*OBJECTIVE*
Express each of the rows below as a JSON list of strings, one string per line, with blank lines left out.

═════ ENTRIES SHOWN

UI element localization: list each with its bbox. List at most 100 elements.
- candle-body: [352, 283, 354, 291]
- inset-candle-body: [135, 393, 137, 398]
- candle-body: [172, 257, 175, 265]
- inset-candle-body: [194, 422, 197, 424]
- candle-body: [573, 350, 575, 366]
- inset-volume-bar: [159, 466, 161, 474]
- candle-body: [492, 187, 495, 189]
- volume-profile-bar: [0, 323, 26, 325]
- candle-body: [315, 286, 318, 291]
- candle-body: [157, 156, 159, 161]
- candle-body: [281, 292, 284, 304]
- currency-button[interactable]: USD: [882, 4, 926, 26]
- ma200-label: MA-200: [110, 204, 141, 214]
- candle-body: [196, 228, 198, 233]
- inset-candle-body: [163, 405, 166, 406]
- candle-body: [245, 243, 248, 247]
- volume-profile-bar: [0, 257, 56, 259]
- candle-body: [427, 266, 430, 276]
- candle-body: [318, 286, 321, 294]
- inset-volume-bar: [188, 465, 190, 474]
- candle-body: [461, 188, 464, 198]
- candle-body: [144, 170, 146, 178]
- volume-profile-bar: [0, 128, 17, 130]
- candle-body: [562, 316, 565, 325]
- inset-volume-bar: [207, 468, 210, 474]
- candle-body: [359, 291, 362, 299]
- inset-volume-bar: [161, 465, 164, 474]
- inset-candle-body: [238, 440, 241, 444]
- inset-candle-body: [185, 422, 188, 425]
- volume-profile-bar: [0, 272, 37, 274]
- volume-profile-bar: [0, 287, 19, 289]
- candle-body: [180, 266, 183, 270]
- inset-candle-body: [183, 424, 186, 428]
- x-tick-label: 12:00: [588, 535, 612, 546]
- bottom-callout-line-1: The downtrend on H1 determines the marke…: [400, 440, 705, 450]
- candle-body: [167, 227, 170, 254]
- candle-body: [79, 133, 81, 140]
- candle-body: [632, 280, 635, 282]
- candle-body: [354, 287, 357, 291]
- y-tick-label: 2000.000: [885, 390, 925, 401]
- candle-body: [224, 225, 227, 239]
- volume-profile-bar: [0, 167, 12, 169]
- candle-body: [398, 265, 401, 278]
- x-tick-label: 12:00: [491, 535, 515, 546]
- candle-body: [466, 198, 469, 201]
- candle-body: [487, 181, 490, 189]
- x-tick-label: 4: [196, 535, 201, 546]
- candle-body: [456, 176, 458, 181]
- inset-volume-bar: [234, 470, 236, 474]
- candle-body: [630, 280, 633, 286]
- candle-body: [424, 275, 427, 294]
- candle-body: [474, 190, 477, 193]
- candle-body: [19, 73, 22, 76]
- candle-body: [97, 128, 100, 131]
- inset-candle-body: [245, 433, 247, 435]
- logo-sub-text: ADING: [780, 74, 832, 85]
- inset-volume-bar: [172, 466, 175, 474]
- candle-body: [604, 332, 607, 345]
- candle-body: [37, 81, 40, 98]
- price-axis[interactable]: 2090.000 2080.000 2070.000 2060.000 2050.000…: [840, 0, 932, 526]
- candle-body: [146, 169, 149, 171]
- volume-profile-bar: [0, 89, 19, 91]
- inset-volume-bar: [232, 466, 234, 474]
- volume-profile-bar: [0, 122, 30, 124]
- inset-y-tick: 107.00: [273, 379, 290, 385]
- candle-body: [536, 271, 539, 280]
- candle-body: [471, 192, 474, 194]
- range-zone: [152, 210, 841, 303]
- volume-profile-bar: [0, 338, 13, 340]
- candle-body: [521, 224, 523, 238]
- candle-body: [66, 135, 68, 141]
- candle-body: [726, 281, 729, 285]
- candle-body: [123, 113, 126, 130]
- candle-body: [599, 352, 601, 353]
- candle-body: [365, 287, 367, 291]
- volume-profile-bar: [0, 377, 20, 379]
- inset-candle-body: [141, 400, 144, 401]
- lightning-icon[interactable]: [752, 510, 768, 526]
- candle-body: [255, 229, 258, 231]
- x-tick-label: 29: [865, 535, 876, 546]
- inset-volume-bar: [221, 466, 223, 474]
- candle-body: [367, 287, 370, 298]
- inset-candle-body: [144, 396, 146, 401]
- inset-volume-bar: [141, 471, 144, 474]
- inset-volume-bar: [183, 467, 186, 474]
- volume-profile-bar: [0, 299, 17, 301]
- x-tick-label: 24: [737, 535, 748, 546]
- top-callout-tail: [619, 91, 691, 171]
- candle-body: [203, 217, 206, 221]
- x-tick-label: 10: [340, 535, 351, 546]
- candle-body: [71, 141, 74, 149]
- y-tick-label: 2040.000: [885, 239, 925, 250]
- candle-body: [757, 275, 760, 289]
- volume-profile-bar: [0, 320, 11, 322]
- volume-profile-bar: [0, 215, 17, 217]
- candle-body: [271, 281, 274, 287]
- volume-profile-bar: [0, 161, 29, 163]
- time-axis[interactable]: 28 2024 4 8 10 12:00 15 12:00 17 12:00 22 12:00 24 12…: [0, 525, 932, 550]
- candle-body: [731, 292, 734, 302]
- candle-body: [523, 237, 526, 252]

══════════

*SOLVED PROBLEM*
[
  "UI element localization: list each with its bbox. List at most 100 elements.",
  "- candle-body: [352, 283, 354, 291]",
  "- inset-candle-body: [135, 393, 137, 398]",
  "- candle-body: [172, 257, 175, 265]",
  "- inset-candle-body: [194, 422, 197, 424]",
  "- candle-body: [573, 350, 575, 366]",
  "- inset-volume-bar: [159, 466, 161, 474]",
  "- candle-body: [492, 187, 495, 189]",
  "- volume-profile-bar: [0, 323, 26, 325]",
  "- candle-body: [315, 286, 318, 291]",
  "- candle-body: [157, 156, 159, 161]",
  "- candle-body: [281, 292, 284, 304]",
  "- currency-button[interactable]: USD: [882, 4, 926, 26]",
  "- ma200-label: MA-200: [110, 204, 141, 214]",
  "- candle-body: [196, 228, 198, 233]",
  "- inset-candle-body: [163, 405, 166, 406]",
  "- candle-body: [245, 243, 248, 247]",
  "- volume-profile-bar: [0, 257, 56, 259]",
  "- candle-body: [427, 266, 430, 276]",
  "- candle-body: [318, 286, 321, 294]",
  "- inset-volume-bar: [188, 465, 190, 474]",
  "- candle-body: [461, 188, 464, 198]",
  "- candle-body: [144, 170, 146, 178]",
  "- volume-profile-bar: [0, 128, 17, 130]",
  "- candle-body: [562, 316, 565, 325]",
  "- inset-volume-bar: [207, 468, 210, 474]",
  "- candle-body: [359, 291, 362, 299]",
  "- inset-volume-bar: [161, 465, 164, 474]",
  "- inset-candle-body: [238, 440, 241, 444]",
  "- inset-candle-body: [185, 422, 188, 425]",
  "- volume-profile-bar: [0, 272, 37, 274]",
  "- volume-profile-bar: [0, 287, 19, 289]",
  "- candle-body: [180, 266, 183, 270]",
  "- inset-candle-body: [183, 424, 186, 428]",
  "- x-tick-label: 12:00: [588, 535, 612, 546]",
  "- bottom-callout-line-1: The downtrend on H1 determines the marke…: [400, 440, 705, 450]",
  "- candle-body: [167, 227, 170, 254]",
  "- candle-body: [79, 133, 81, 140]",
  "- candle-body: [632, 280, 635, 282]",
  "- candle-body: [354, 287, 357, 291]",
  "- y-tick-label: 2000.000: [885, 390, 925, 401]",
  "- candle-body: [224, 225, 227, 239]",
  "- volume-profile-bar: [0, 167, 12, 169]",
  "- candle-body: [398, 265, 401, 278]",
  "- x-tick-label: 12:00: [491, 535, 515, 546]",
  "- candle-body: [466, 198, 469, 201]",
  "- candle-body: [487, 181, 490, 189]",
  "- x-tick-label: 4: [196, 535, 201, 546]",
  "- candle-body: [456, 176, 458, 181]",
  "- inset-volume-bar: [234, 470, 236, 474]",
  "- candle-body: [630, 280, 633, 286]",
  "- candle-body: [424, 275, 427, 294]",
  "- candle-body: [474, 190, 477, 193]",
  "- candle-body: [19, 73, 22, 76]",
  "- candle-body: [97, 128, 100, 131]",
  "- inset-candle-body: [245, 433, 247, 435]",
  "- logo-sub-text: ADING: [780, 74, 832, 85]",
  "- inset-volume-bar: [172, 466, 175, 474]",
  "- candle-body: [604, 332, 607, 345]",
  "- candle-body: [37, 81, 40, 98]",
  "- price-axis[interactable]: 2090.000 2080.000 2070.000 2060.000 2050.000…: [840, 0, 932, 526]",
  "- candle-body: [146, 169, 149, 171]",
  "- volume-profile-bar: [0, 89, 19, 91]",
  "- inset-volume-bar: [232, 466, 234, 474]",
  "- volume-profile-bar: [0, 122, 30, 124]",
  "- inset-y-tick: 107.00: [273, 379, 290, 385]",
  "- candle-body: [536, 271, 539, 280]",
  "- candle-body: [471, 192, 474, 194]",
  "- range-zone: [152, 210, 841, 303]",
  "- volume-profile-bar: [0, 338, 13, 340]",
  "- candle-body: [521, 224, 523, 238]",
  "- candle-body: [66, 135, 68, 141]",
  "- candle-body: [726, 281, 729, 285]",
  "- candle-body: [123, 113, 126, 130]",
  "- candle-body: [599, 352, 601, 353]",
  "- candle-body: [365, 287, 367, 291]",
  "- volume-profile-bar: [0, 377, 20, 379]",
  "- inset-candle-body: [141, 400, 144, 401]",
  "- lightning-icon[interactable]: [752, 510, 768, 526]",
  "- candle-body: [255, 229, 258, 231]",
  "- x-tick-label: 29: [865, 535, 876, 546]",
  "- inset-volume-bar: [221, 466, 223, 474]",
  "- candle-body: [367, 287, 370, 298]",
  "- inset-candle-body: [144, 396, 146, 401]",
  "- inset-volume-bar: [141, 471, 144, 474]",
  "- inset-volume-bar: [183, 467, 186, 474]",
  "- volume-profile-bar: [0, 299, 17, 301]",
  "- x-tick-label: 24: [737, 535, 748, 546]",
  "- top-callout-tail: [619, 91, 691, 171]",
  "- candle-body: [203, 217, 206, 221]",
  "- x-tick-label: 10: [340, 535, 351, 546]",
  "- candle-body: [71, 141, 74, 149]",
  "- y-tick-label: 2040.000: [885, 239, 925, 250]",
  "- candle-body: [757, 275, 760, 289]",
  "- volume-profile-bar: [0, 320, 11, 322]",
  "- volume-profile-bar: [0, 215, 17, 217]",
  "- candle-body: [271, 281, 274, 287]",
  "- volume-profile-bar: [0, 161, 29, 163]",
  "- time-axis[interactable]: 28 2024 4 8 10 12:00 15 12:00 17 12:00 22 12:00 24 12…: [0, 525, 932, 550]",
  "- candle-body: [731, 292, 734, 302]",
  "- candle-body: [523, 237, 526, 252]"
]